STATED EXERCISE → Show every line that has the string "MIME" in it.

MATERIAL SHOWN →
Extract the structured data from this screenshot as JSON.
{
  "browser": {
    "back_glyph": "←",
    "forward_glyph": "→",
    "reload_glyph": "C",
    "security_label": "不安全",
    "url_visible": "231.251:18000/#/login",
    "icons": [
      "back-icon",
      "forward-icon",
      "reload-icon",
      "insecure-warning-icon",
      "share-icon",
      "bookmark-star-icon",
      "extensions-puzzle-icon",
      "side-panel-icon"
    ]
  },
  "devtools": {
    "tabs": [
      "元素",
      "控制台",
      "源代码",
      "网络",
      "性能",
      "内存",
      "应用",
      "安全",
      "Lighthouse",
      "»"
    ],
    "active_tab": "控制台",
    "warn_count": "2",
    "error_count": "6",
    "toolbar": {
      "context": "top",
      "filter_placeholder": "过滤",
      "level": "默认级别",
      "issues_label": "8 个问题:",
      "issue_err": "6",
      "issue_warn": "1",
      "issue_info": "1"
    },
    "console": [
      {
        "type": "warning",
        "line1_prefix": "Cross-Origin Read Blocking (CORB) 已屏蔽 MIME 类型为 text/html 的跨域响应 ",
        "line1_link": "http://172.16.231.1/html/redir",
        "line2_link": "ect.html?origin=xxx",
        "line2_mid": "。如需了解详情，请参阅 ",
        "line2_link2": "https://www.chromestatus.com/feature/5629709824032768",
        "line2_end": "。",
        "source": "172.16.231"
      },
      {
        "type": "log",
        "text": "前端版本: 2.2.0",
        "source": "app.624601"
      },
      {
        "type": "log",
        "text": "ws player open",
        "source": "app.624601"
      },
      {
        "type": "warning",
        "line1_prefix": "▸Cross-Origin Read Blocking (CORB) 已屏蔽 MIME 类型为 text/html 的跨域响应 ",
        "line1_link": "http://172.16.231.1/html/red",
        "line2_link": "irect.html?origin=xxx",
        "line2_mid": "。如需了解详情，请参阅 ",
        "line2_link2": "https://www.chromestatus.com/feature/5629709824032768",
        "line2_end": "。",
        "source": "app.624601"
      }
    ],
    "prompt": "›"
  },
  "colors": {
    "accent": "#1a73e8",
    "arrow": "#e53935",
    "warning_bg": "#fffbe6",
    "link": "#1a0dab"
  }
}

THE RESPONSE →
        "line1_prefix": "Cross-Origin Read Blocking (CORB) 已屏蔽 MIME 类型为 text/html 的跨域响应 ",
        "line1_prefix": "▸Cross-Origin Read Blocking (CORB) 已屏蔽 MIME 类型为 text/html 的跨域响应 ",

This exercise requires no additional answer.